WRITTEN TASK – Take the line that has "Read out every word on this page." in it and every line after it to the end of the entries, and reproduce them exactly.

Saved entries

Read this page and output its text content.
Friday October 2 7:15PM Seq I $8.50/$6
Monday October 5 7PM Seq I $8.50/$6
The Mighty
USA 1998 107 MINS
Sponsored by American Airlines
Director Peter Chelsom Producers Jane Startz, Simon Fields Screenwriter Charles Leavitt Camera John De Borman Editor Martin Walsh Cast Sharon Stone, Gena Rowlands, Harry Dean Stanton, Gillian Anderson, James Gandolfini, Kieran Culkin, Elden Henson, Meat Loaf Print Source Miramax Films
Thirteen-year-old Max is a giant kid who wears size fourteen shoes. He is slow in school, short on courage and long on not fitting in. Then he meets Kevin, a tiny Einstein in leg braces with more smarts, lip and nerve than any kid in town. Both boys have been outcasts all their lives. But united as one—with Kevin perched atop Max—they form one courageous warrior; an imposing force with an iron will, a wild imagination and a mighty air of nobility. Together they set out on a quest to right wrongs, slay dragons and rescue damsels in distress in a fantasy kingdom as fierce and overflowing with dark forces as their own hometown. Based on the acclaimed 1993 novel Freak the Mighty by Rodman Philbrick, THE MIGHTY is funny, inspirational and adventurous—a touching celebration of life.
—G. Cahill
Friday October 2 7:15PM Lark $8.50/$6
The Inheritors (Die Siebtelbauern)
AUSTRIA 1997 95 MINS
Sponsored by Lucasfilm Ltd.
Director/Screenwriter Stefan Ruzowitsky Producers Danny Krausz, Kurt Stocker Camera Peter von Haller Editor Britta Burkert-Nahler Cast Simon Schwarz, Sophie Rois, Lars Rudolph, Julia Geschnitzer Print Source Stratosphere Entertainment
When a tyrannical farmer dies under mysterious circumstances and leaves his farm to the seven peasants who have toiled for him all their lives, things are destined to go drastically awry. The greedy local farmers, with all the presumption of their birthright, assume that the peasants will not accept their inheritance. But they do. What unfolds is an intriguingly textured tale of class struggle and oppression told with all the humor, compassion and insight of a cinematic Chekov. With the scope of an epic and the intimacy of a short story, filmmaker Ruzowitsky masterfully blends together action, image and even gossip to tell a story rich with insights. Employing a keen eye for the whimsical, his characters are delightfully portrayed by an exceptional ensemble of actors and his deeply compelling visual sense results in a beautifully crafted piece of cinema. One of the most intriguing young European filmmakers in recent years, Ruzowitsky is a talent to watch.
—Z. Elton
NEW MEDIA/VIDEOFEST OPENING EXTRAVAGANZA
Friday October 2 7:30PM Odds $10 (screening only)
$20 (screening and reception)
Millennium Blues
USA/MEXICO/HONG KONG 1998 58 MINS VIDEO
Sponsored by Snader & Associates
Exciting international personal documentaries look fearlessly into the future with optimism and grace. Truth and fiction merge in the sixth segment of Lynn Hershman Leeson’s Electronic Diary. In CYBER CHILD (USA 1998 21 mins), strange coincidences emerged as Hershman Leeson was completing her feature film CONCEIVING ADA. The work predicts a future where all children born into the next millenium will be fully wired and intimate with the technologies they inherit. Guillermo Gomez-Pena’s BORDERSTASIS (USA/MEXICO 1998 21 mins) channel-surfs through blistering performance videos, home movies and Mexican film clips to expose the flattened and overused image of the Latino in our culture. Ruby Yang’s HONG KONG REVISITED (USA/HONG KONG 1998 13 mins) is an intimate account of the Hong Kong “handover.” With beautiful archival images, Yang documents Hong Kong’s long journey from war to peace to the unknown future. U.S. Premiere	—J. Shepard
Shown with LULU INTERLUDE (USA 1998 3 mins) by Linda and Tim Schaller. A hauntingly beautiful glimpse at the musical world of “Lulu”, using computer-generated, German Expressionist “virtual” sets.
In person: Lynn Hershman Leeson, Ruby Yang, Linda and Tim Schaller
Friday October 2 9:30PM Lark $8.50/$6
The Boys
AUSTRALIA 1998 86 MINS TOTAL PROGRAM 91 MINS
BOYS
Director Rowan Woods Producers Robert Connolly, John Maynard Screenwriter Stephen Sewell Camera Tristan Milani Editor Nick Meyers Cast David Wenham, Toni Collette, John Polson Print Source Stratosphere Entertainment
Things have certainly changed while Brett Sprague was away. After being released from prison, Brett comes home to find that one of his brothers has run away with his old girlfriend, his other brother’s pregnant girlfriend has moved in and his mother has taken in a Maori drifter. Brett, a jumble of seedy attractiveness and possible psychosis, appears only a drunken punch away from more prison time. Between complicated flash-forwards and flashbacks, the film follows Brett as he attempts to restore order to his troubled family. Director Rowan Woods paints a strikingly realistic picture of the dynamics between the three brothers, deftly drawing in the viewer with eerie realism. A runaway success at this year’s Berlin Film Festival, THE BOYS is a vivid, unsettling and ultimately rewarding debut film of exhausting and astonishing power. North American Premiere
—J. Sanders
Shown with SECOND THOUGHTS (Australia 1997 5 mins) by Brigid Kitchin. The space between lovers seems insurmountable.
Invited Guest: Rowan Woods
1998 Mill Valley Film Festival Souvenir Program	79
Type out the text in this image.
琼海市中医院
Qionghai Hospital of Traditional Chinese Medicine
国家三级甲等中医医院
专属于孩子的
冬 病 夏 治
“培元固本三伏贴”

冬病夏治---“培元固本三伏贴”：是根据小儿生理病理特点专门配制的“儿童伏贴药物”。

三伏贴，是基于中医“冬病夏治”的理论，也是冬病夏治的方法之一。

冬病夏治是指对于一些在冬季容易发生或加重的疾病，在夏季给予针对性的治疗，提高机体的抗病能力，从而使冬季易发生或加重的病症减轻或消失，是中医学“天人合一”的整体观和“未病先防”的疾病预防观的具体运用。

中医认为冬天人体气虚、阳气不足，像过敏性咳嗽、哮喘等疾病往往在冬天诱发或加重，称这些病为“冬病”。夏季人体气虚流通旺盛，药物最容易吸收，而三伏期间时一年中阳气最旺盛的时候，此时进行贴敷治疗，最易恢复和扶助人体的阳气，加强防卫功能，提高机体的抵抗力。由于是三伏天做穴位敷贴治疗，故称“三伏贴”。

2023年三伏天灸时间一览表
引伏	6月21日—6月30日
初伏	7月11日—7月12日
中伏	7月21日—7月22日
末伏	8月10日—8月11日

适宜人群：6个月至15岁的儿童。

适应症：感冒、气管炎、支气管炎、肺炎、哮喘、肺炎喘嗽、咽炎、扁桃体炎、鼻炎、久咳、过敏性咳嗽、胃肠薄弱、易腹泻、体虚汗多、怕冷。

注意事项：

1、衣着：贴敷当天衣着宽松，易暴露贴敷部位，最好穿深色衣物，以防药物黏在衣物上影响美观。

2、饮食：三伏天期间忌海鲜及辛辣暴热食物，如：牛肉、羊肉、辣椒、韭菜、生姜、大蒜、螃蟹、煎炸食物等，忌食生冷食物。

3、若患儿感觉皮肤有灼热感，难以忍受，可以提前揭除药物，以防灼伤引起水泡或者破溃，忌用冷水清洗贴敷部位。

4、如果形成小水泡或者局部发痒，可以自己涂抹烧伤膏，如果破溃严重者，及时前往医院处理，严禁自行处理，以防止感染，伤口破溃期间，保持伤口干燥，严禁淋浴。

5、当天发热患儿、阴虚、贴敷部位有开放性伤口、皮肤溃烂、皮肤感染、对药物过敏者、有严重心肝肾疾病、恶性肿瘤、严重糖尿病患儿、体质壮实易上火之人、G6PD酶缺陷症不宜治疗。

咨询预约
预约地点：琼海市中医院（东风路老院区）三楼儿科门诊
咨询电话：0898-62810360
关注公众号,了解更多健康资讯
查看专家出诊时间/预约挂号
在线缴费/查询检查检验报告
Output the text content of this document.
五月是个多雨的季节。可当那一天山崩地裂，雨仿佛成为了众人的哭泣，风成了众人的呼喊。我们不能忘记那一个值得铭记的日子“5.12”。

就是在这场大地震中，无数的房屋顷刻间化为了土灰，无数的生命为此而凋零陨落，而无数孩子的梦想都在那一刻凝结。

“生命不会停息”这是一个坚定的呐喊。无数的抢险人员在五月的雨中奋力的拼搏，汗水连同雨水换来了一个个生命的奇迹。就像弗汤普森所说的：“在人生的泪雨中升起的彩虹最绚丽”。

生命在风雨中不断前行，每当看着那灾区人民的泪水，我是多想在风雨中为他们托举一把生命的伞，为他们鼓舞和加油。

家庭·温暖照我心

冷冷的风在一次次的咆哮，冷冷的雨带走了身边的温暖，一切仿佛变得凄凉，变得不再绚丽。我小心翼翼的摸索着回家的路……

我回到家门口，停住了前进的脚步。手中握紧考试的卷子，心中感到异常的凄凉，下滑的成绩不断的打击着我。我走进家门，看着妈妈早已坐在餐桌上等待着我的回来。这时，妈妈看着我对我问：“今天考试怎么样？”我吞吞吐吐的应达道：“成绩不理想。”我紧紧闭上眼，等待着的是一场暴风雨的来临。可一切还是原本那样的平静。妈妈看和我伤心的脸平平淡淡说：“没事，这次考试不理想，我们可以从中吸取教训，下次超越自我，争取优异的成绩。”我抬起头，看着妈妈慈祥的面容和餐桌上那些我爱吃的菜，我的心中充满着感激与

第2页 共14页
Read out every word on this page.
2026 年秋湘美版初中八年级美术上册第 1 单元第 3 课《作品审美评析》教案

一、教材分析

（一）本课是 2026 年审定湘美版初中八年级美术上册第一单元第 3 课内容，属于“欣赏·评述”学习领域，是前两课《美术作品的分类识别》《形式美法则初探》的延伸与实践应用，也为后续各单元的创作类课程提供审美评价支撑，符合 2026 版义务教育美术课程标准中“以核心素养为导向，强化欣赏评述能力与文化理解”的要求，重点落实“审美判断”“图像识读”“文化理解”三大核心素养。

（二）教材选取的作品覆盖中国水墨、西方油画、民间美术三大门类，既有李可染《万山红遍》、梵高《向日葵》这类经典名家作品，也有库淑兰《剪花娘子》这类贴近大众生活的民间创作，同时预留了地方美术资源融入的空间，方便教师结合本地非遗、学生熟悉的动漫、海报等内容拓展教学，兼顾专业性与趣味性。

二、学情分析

ANSWER FOR THIS EXERCISE –
Read out every word on this page.
2026 年秋湘美版初中八年级美术上册第 1 单元第 3 课《作品审美评析》教案

一、教材分析

（一）本课是 2026 年审定湘美版初中八年级美术上册第一单元第 3 课内容，属于“欣赏·评述”学习领域，是前两课《美术作品的分类识别》《形式美法则初探》的延伸与实践应用，也为后续各单元的创作类课程提供审美评价支撑，符合 2026 版义务教育美术课程标准中“以核心素养为导向，强化欣赏评述能力与文化理解”的要求，重点落实“审美判断”“图像识读”“文化理解”三大核心素养。

（二）教材选取的作品覆盖中国水墨、西方油画、民间美术三大门类，既有李可染《万山红遍》、梵高《向日葵》这类经典名家作品，也有库淑兰《剪花娘子》这类贴近大众生活的民间创作，同时预留了地方美术资源融入的空间，方便教师结合本地非遗、学生熟悉的动漫、海报等内容拓展教学，兼顾专业性与趣味性。

二、学情分析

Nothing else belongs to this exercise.